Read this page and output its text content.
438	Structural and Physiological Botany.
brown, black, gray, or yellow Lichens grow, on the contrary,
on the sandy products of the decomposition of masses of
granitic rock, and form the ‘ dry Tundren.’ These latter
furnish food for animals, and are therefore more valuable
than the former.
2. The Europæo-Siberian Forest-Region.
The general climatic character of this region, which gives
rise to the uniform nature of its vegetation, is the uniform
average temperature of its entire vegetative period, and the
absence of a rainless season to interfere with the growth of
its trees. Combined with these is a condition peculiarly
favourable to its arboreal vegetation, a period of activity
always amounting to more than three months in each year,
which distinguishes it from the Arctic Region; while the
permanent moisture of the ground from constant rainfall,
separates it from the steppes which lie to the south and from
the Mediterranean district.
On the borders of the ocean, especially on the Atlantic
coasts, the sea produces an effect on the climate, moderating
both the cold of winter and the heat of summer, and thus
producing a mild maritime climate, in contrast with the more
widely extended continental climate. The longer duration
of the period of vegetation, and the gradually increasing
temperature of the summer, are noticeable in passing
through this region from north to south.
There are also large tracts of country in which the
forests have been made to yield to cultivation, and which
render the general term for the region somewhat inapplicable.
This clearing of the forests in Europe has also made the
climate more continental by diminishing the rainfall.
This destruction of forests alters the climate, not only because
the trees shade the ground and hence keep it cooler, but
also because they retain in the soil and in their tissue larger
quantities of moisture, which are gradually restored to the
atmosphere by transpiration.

==================================================

## [Task description]
Reproduce all of the entries word for word.

## [Correct output]
Read this page and output its text content.
438	Structural and Physiological Botany.
brown, black, gray, or yellow Lichens grow, on the contrary,
on the sandy products of the decomposition of masses of
granitic rock, and form the ‘ dry Tundren.’ These latter
furnish food for animals, and are therefore more valuable
than the former.
2. The Europæo-Siberian Forest-Region.
The general climatic character of this region, which gives
rise to the uniform nature of its vegetation, is the uniform
average temperature of its entire vegetative period, and the
absence of a rainless season to interfere with the growth of
its trees. Combined with these is a condition peculiarly
favourable to its arboreal vegetation, a period of activity
always amounting to more than three months in each year,
which distinguishes it from the Arctic Region; while the
permanent moisture of the ground from constant rainfall,
separates it from the steppes which lie to the south and from
the Mediterranean district.
On the borders of the ocean, especially on the Atlantic
coasts, the sea produces an effect on the climate, moderating
both the cold of winter and the heat of summer, and thus
producing a mild maritime climate, in contrast with the more
widely extended continental climate. The longer duration
of the period of vegetation, and the gradually increasing
temperature of the summer, are noticeable in passing
through this region from north to south.
There are also large tracts of country in which the
forests have been made to yield to cultivation, and which
render the general term for the region somewhat inapplicable.
This clearing of the forests in Europe has also made the
climate more continental by diminishing the rainfall.
This destruction of forests alters the climate, not only because
the trees shade the ground and hence keep it cooler, but
also because they retain in the soil and in their tissue larger
quantities of moisture, which are gradually restored to the
atmosphere by transpiration.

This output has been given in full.